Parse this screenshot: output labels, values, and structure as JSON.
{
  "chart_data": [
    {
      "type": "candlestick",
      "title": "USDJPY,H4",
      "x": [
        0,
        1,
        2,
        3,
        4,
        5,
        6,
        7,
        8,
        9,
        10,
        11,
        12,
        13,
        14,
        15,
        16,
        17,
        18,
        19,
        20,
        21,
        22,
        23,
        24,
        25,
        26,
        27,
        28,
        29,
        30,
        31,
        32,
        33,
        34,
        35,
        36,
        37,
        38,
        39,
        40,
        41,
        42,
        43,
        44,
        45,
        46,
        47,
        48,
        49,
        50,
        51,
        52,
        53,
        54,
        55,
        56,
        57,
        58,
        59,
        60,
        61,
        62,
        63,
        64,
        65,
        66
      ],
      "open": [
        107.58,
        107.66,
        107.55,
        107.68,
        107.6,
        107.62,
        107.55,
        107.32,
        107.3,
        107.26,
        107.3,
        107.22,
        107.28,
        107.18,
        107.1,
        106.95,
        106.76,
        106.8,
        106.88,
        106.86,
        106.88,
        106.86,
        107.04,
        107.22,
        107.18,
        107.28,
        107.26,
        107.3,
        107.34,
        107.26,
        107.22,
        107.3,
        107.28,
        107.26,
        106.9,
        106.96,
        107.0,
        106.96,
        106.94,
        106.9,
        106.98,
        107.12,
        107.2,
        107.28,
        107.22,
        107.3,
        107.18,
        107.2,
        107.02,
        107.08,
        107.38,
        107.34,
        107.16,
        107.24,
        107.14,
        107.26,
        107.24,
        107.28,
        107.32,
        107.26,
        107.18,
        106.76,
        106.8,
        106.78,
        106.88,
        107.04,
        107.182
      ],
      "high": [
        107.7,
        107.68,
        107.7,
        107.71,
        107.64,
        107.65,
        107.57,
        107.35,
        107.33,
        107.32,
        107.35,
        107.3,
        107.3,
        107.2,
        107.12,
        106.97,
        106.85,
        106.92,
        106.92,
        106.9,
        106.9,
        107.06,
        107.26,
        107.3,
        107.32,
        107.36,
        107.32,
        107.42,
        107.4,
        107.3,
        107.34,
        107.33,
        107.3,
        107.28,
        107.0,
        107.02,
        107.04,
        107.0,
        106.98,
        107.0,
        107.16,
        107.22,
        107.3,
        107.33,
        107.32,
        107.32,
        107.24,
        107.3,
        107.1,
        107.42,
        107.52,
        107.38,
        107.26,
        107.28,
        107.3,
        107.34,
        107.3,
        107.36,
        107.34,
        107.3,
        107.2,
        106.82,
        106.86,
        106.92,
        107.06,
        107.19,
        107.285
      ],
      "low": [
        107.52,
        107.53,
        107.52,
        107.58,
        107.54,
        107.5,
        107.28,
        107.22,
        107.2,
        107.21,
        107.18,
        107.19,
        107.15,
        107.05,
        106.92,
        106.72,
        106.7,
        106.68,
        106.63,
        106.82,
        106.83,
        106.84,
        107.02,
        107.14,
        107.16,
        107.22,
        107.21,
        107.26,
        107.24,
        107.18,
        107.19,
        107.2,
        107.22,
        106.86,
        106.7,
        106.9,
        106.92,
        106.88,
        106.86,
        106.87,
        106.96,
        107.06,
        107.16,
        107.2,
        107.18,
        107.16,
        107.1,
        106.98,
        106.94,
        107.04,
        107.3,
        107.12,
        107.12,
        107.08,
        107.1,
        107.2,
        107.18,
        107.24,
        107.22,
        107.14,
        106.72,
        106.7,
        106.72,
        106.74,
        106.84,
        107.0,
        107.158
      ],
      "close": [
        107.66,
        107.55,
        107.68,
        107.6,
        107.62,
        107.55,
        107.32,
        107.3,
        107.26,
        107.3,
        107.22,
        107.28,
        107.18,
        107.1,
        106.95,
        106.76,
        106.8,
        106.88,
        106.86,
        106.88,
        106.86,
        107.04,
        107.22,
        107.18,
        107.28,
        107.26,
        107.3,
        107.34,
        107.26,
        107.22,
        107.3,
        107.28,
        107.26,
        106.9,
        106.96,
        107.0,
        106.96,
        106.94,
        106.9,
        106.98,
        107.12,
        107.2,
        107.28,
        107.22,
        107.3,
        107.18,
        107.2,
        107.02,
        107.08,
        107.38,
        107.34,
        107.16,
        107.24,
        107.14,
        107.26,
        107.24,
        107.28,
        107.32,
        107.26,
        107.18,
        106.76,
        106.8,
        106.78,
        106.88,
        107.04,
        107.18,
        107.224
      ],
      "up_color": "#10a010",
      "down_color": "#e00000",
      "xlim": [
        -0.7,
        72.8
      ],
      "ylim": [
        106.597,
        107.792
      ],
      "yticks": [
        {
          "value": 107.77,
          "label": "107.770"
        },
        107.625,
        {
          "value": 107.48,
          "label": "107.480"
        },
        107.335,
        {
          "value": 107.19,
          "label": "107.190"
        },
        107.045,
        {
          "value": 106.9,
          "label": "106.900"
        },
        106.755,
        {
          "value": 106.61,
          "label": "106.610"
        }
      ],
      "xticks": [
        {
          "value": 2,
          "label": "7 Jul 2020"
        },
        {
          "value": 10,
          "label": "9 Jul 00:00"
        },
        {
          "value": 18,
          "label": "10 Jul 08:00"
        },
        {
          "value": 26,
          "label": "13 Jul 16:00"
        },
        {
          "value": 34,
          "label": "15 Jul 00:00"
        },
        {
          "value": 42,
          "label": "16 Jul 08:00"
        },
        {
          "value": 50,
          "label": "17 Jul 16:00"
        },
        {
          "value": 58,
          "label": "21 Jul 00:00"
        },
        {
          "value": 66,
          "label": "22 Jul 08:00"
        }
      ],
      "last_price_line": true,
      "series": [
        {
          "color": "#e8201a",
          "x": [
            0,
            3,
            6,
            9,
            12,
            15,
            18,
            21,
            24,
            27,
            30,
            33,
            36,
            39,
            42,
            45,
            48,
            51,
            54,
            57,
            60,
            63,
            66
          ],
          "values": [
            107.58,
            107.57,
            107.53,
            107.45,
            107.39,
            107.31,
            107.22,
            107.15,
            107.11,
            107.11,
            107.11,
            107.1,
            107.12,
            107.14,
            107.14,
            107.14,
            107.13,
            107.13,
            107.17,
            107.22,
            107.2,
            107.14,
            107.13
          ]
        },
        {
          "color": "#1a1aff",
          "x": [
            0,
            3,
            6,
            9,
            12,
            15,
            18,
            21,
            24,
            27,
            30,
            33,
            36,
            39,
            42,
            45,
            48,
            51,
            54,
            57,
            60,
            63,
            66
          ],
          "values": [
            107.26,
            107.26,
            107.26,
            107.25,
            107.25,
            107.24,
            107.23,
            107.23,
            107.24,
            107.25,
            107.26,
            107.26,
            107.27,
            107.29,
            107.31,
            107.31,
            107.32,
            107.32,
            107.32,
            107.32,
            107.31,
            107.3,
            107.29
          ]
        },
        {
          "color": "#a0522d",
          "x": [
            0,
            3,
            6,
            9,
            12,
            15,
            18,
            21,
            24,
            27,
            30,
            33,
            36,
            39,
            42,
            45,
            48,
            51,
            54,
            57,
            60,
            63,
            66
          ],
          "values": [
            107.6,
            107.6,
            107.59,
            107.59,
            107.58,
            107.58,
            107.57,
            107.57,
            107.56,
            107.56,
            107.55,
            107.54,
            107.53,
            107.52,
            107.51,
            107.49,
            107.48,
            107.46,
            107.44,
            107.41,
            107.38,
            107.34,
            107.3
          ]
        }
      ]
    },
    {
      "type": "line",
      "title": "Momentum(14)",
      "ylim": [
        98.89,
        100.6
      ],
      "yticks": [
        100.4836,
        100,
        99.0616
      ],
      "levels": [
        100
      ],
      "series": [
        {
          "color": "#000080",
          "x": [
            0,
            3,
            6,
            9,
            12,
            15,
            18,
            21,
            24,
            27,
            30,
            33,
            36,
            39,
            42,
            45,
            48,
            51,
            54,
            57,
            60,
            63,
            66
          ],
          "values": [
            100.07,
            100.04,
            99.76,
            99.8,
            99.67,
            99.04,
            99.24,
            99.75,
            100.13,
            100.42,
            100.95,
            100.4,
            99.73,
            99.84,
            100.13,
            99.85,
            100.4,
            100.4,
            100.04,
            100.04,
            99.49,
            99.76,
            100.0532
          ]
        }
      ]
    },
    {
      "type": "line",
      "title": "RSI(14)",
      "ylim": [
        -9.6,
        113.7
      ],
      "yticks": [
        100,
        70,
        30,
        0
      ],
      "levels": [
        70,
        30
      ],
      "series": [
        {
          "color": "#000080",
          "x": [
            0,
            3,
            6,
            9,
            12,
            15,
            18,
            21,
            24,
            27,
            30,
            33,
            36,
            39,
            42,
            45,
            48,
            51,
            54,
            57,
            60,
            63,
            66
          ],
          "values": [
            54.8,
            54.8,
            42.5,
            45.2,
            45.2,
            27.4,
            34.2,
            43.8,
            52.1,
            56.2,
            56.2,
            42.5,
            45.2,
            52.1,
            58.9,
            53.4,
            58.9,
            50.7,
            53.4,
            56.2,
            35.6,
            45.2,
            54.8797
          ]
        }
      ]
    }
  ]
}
━━━━
• What you have to do:
Give the number of lines in the records that contain the string "title", with no other output.

• Correct response:
3